■ **WHAT TO WORK ON**
Return the entries verbatim and drop every picture.

════

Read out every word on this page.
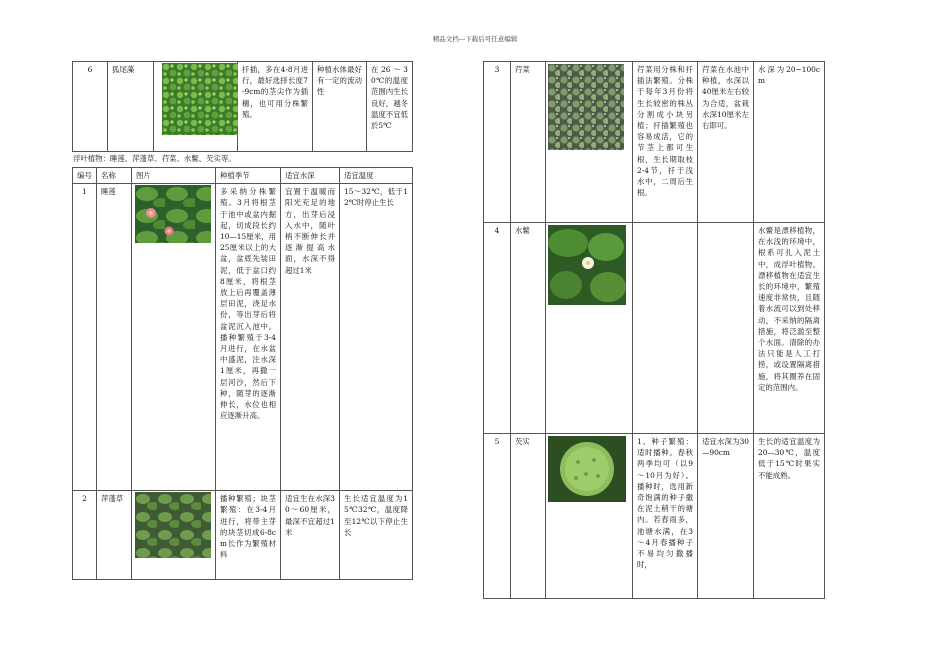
精品文档---下载后可任意编辑
6	狐尾藻		扦插，多在4-8月进行，最好选择长度7-9cm的茎尖作为插穗，也可用分株繁殖。	种植水体最好有一定的流动性	在26～30℃的温度范围内生长良好，越冬温度不宜低於5℃
浮叶植物：睡莲、萍蓬草、荇菜、水鳖、芡实等。
编号	名称	图片	种植季节	适宜水深	适宜温度
1	睡莲		多采纳分株繁殖。3月将根茎于池中或盆内掘起，切成段长约10—15厘米，用25厘米以上的大盆，盆底先装田泥，低于盆口约8厘米，将根茎放上后再覆盖薄层田泥，浇足水份，等出芽后将盆泥沉入池中。播种繁殖于3-4月进行，在水盆中盛泥，注水深1厘米，再撒一层河沙，然后下种，随芽的逐渐伸长，水位也相应逐渐升高。	宜置于温暖而阳光充足的地方，出芽后浸入水中，随叶柄不断伸长并逐渐提高水面，水深不得超过1米	15～32℃，低于12℃时停止生长
2	萍蓬草		播种繁殖；块茎繁殖：在3-4月进行，将带主芽的块茎切成6-8cm长作为繁殖材料	适宜生在水深30～60厘米，最深不宜超过1米	生长适宜温度为15℃32℃，温度降至12℃以下停止生长
3	荇菜		荇菜用分株和扦插法繁殖。分株于每年3月份将生长较密的株丛分割成小块另植；扦插繁殖也容易成活，它的节茎上都可生根，生长期取枝2-4节，扦于浅水中，二周后生根。	荇菜在水池中种植，水深以40厘米左右较为合适，盆栽水深10厘米左右即可。	水深为20~100cm
4	水鳖				水鳖是漂移植物，在水浅的环境中，根系可扎入泥土中，成浮叶植物。漂移植物在适宜生长的环境中，繁殖速度非常快，且随着水流可以到处移动，不采纳的隔离措施，将泛滥至整个水面。清除的办法只能是人工打捞，或设置隔离措施，将其圈养在固定的范围内。
5	芡实		1、种子繁殖：适时播种。春秋两季均可（以9～10月为好）。播种时，选用新奇饱满的种子撒在泥土稍干的塘内。若春雨多，池塘水满，在3～4月春播种子不易均匀撒播时，	适宜水深为30—90cm	生长的适宜温度为20—30℃，温度低于15℃时果实不能成熟。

════

■ **RESPONSE TO THIS TASK**
Read out every word on this page.
精品文档---下载后可任意编辑
6	狐尾藻		扦插，多在4-8月进行，最好选择长度7-9cm的茎尖作为插穗，也可用分株繁殖。	种植水体最好有一定的流动性	在26～30℃的温度范围内生长良好，越冬温度不宜低於5℃
浮叶植物：睡莲、萍蓬草、荇菜、水鳖、芡实等。
编号	名称	图片	种植季节	适宜水深	适宜温度
1	睡莲		多采纳分株繁殖。3月将根茎于池中或盆内掘起，切成段长约10—15厘米，用25厘米以上的大盆，盆底先装田泥，低于盆口约8厘米，将根茎放上后再覆盖薄层田泥，浇足水份，等出芽后将盆泥沉入池中。播种繁殖于3-4月进行，在水盆中盛泥，注水深1厘米，再撒一层河沙，然后下种，随芽的逐渐伸长，水位也相应逐渐升高。	宜置于温暖而阳光充足的地方，出芽后浸入水中，随叶柄不断伸长并逐渐提高水面，水深不得超过1米	15～32℃，低于12℃时停止生长
2	萍蓬草		播种繁殖；块茎繁殖：在3-4月进行，将带主芽的块茎切成6-8cm长作为繁殖材料	适宜生在水深30～60厘米，最深不宜超过1米	生长适宜温度为15℃32℃，温度降至12℃以下停止生长
3	荇菜		荇菜用分株和扦插法繁殖。分株于每年3月份将生长较密的株丛分割成小块另植；扦插繁殖也容易成活，它的节茎上都可生根，生长期取枝2-4节，扦于浅水中，二周后生根。	荇菜在水池中种植，水深以40厘米左右较为合适，盆栽水深10厘米左右即可。	水深为20~100cm
4	水鳖				水鳖是漂移植物，在水浅的环境中，根系可扎入泥土中，成浮叶植物。漂移植物在适宜生长的环境中，繁殖速度非常快，且随着水流可以到处移动，不采纳的隔离措施，将泛滥至整个水面。清除的办法只能是人工打捞，或设置隔离措施，将其圈养在固定的范围内。
5	芡实		1、种子繁殖：适时播种。春秋两季均可（以9～10月为好）。播种时，选用新奇饱满的种子撒在泥土稍干的塘内。若春雨多，池塘水满，在3～4月春播种子不易均匀撒播时，	适宜水深为30—90cm	生长的适宜温度为20—30℃，温度低于15℃时果实不能成熟。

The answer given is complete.